Task brief |
Read the records and gather each line that includes "name".

※ ※ ※

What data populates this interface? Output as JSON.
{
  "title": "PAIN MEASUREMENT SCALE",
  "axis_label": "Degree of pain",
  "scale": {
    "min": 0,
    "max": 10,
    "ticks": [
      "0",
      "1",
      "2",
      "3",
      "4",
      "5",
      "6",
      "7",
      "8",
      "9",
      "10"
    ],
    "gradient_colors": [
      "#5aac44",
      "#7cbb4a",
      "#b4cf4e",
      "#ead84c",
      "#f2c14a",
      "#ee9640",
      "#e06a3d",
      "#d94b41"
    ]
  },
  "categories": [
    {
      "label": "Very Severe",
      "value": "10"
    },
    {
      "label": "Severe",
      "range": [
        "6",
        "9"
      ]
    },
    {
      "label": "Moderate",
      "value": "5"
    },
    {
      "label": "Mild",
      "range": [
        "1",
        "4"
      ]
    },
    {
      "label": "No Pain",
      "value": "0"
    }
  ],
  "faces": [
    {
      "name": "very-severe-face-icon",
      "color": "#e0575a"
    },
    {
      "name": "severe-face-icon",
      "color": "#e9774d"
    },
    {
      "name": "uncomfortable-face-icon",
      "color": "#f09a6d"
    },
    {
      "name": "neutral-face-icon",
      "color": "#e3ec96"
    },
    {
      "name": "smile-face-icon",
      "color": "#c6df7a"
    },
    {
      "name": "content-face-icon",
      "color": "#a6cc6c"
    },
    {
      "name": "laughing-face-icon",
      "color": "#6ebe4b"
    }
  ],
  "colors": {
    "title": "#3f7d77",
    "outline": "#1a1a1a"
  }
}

※ ※ ※

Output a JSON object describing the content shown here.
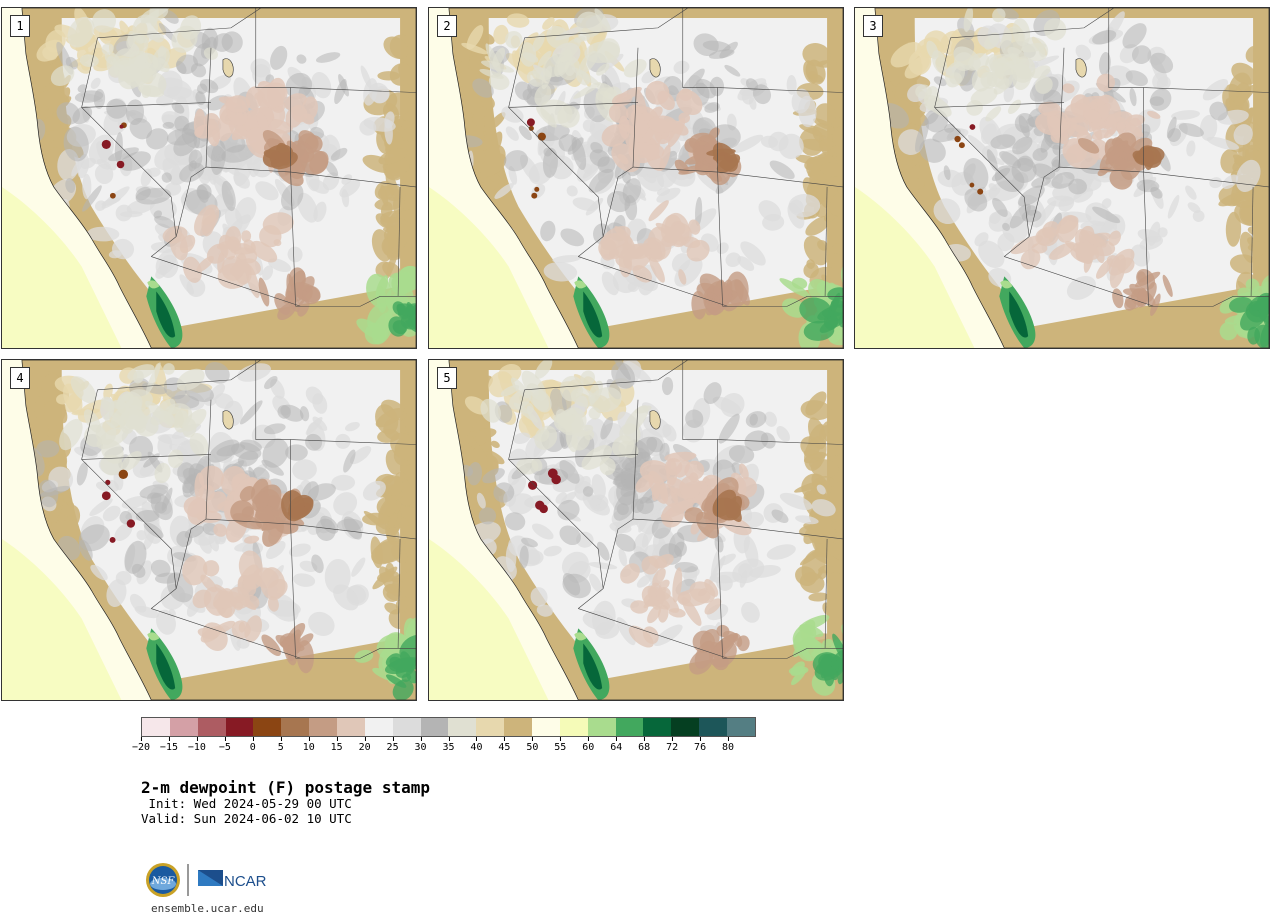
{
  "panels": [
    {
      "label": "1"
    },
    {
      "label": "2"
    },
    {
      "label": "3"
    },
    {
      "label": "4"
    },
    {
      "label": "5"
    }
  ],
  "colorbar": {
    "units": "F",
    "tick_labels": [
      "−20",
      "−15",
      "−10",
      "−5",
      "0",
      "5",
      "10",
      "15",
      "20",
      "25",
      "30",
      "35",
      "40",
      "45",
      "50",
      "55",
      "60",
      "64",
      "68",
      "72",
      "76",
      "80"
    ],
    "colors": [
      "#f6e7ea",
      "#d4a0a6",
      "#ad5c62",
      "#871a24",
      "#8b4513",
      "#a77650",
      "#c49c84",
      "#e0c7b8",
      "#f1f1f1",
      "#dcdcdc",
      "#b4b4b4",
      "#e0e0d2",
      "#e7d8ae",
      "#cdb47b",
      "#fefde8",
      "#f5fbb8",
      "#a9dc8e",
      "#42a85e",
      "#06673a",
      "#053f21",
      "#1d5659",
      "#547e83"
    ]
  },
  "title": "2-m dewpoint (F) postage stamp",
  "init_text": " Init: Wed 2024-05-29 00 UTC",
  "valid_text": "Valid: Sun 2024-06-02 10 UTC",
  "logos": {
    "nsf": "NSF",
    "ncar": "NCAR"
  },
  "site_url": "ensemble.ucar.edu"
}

※ ※ ※

Correct result |
      "name": "very-severe-face-icon",
      "name": "severe-face-icon",
      "name": "uncomfortable-face-icon",
      "name": "neutral-face-icon",
      "name": "smile-face-icon",
      "name": "content-face-icon",
      "name": "laughing-face-icon",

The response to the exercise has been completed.